**TASK TO COMPLETE**: Write the material out again in full, word for word. Do not include the pictures.

**SOURCE MATERIAL**:
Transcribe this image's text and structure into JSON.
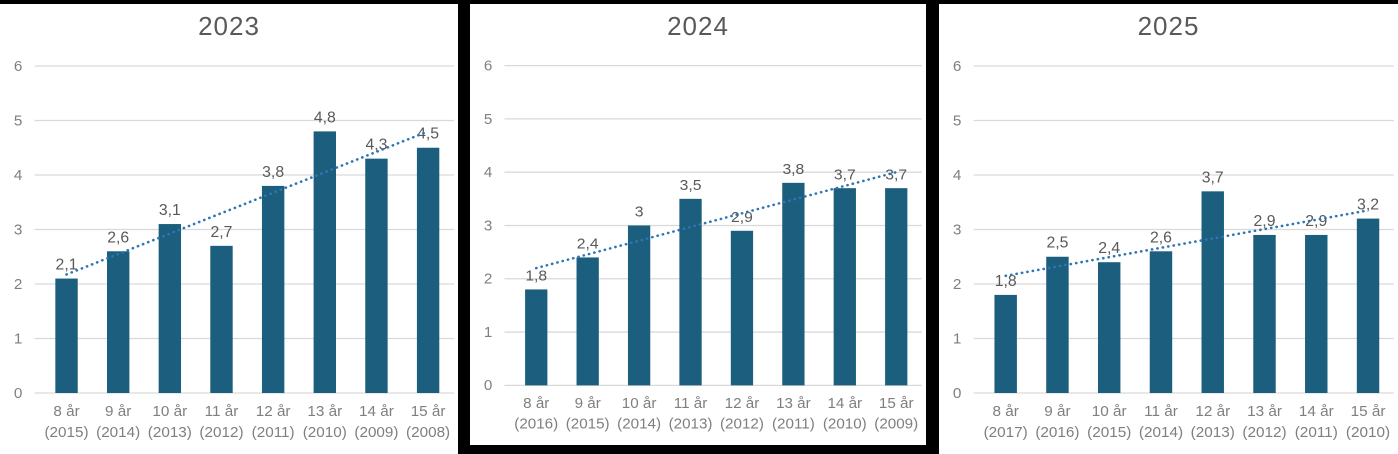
{
  "style": {
    "background": "#FFFFFF",
    "frame_color": "#000000",
    "bar_color": "#1B5E7D",
    "trendline_color": "#2E75B6",
    "gridline_color": "#D9D9D9",
    "title_color": "#595959",
    "value_label_color": "#595959",
    "axis_label_color": "#7F7F7F"
  },
  "chart_data": [
    {
      "type": "bar",
      "title": "2023",
      "ylim": [
        0,
        6
      ],
      "yticks": [
        0,
        1,
        2,
        3,
        4,
        5,
        6
      ],
      "grid": true,
      "legend": "none",
      "trendline": "linear-dotted",
      "categories": [
        {
          "age": "8 år",
          "year": "(2015)"
        },
        {
          "age": "9 år",
          "year": "(2014)"
        },
        {
          "age": "10 år",
          "year": "(2013)"
        },
        {
          "age": "11 år",
          "year": "(2012)"
        },
        {
          "age": "12 år",
          "year": "(2011)"
        },
        {
          "age": "13 år",
          "year": "(2010)"
        },
        {
          "age": "14 år",
          "year": "(2009)"
        },
        {
          "age": "15 år",
          "year": "(2008)"
        }
      ],
      "values": [
        2.1,
        2.6,
        3.1,
        2.7,
        3.8,
        4.8,
        4.3,
        4.5
      ],
      "value_labels": [
        "2,1",
        "2,6",
        "3,1",
        "2,7",
        "3,8",
        "4,8",
        "4,3",
        "4,5"
      ]
    },
    {
      "type": "bar",
      "title": "2024",
      "ylim": [
        0,
        6
      ],
      "yticks": [
        0,
        1,
        2,
        3,
        4,
        5,
        6
      ],
      "grid": true,
      "legend": "none",
      "trendline": "linear-dotted",
      "categories": [
        {
          "age": "8 år",
          "year": "(2016)"
        },
        {
          "age": "9 år",
          "year": "(2015)"
        },
        {
          "age": "10 år",
          "year": "(2014)"
        },
        {
          "age": "11 år",
          "year": "(2013)"
        },
        {
          "age": "12 år",
          "year": "(2012)"
        },
        {
          "age": "13 år",
          "year": "(2011)"
        },
        {
          "age": "14 år",
          "year": "(2010)"
        },
        {
          "age": "15 år",
          "year": "(2009)"
        }
      ],
      "values": [
        1.8,
        2.4,
        3,
        3.5,
        2.9,
        3.8,
        3.7,
        3.7
      ],
      "value_labels": [
        "1,8",
        "2,4",
        "3",
        "3,5",
        "2,9",
        "3,8",
        "3,7",
        "3,7"
      ]
    },
    {
      "type": "bar",
      "title": "2025",
      "ylim": [
        0,
        6
      ],
      "yticks": [
        0,
        1,
        2,
        3,
        4,
        5,
        6
      ],
      "grid": true,
      "legend": "none",
      "trendline": "linear-dotted",
      "categories": [
        {
          "age": "8 år",
          "year": "(2017)"
        },
        {
          "age": "9 år",
          "year": "(2016)"
        },
        {
          "age": "10 år",
          "year": "(2015)"
        },
        {
          "age": "11 år",
          "year": "(2014)"
        },
        {
          "age": "12 år",
          "year": "(2013)"
        },
        {
          "age": "13 år",
          "year": "(2012)"
        },
        {
          "age": "14 år",
          "year": "(2011)"
        },
        {
          "age": "15 år",
          "year": "(2010)"
        }
      ],
      "values": [
        1.8,
        2.5,
        2.4,
        2.6,
        3.7,
        2.9,
        2.9,
        3.2
      ],
      "value_labels": [
        "1,8",
        "2,5",
        "2,4",
        "2,6",
        "3,7",
        "2,9",
        "2,9",
        "3,2"
      ]
    }
  ]
}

**FINISHED TASK**:
Transcribe this image's text and structure into JSON.
{
  "style": {
    "background": "#FFFFFF",
    "frame_color": "#000000",
    "bar_color": "#1B5E7D",
    "trendline_color": "#2E75B6",
    "gridline_color": "#D9D9D9",
    "title_color": "#595959",
    "value_label_color": "#595959",
    "axis_label_color": "#7F7F7F"
  },
  "chart_data": [
    {
      "type": "bar",
      "title": "2023",
      "ylim": [
        0,
        6
      ],
      "yticks": [
        0,
        1,
        2,
        3,
        4,
        5,
        6
      ],
      "grid": true,
      "legend": "none",
      "trendline": "linear-dotted",
      "categories": [
        {
          "age": "8 år",
          "year": "(2015)"
        },
        {
          "age": "9 år",
          "year": "(2014)"
        },
        {
          "age": "10 år",
          "year": "(2013)"
        },
        {
          "age": "11 år",
          "year": "(2012)"
        },
        {
          "age": "12 år",
          "year": "(2011)"
        },
        {
          "age": "13 år",
          "year": "(2010)"
        },
        {
          "age": "14 år",
          "year": "(2009)"
        },
        {
          "age": "15 år",
          "year": "(2008)"
        }
      ],
      "values": [
        2.1,
        2.6,
        3.1,
        2.7,
        3.8,
        4.8,
        4.3,
        4.5
      ],
      "value_labels": [
        "2,1",
        "2,6",
        "3,1",
        "2,7",
        "3,8",
        "4,8",
        "4,3",
        "4,5"
      ]
    },
    {
      "type": "bar",
      "title": "2024",
      "ylim": [
        0,
        6
      ],
      "yticks": [
        0,
        1,
        2,
        3,
        4,
        5,
        6
      ],
      "grid": true,
      "legend": "none",
      "trendline": "linear-dotted",
      "categories": [
        {
          "age": "8 år",
          "year": "(2016)"
        },
        {
          "age": "9 år",
          "year": "(2015)"
        },
        {
          "age": "10 år",
          "year": "(2014)"
        },
        {
          "age": "11 år",
          "year": "(2013)"
        },
        {
          "age": "12 år",
          "year": "(2012)"
        },
        {
          "age": "13 år",
          "year": "(2011)"
        },
        {
          "age": "14 år",
          "year": "(2010)"
        },
        {
          "age": "15 år",
          "year": "(2009)"
        }
      ],
      "values": [
        1.8,
        2.4,
        3,
        3.5,
        2.9,
        3.8,
        3.7,
        3.7
      ],
      "value_labels": [
        "1,8",
        "2,4",
        "3",
        "3,5",
        "2,9",
        "3,8",
        "3,7",
        "3,7"
      ]
    },
    {
      "type": "bar",
      "title": "2025",
      "ylim": [
        0,
        6
      ],
      "yticks": [
        0,
        1,
        2,
        3,
        4,
        5,
        6
      ],
      "grid": true,
      "legend": "none",
      "trendline": "linear-dotted",
      "categories": [
        {
          "age": "8 år",
          "year": "(2017)"
        },
        {
          "age": "9 år",
          "year": "(2016)"
        },
        {
          "age": "10 år",
          "year": "(2015)"
        },
        {
          "age": "11 år",
          "year": "(2014)"
        },
        {
          "age": "12 år",
          "year": "(2013)"
        },
        {
          "age": "13 år",
          "year": "(2012)"
        },
        {
          "age": "14 år",
          "year": "(2011)"
        },
        {
          "age": "15 år",
          "year": "(2010)"
        }
      ],
      "values": [
        1.8,
        2.5,
        2.4,
        2.6,
        3.7,
        2.9,
        2.9,
        3.2
      ],
      "value_labels": [
        "1,8",
        "2,5",
        "2,4",
        "2,6",
        "3,7",
        "2,9",
        "2,9",
        "3,2"
      ]
    }
  ]
}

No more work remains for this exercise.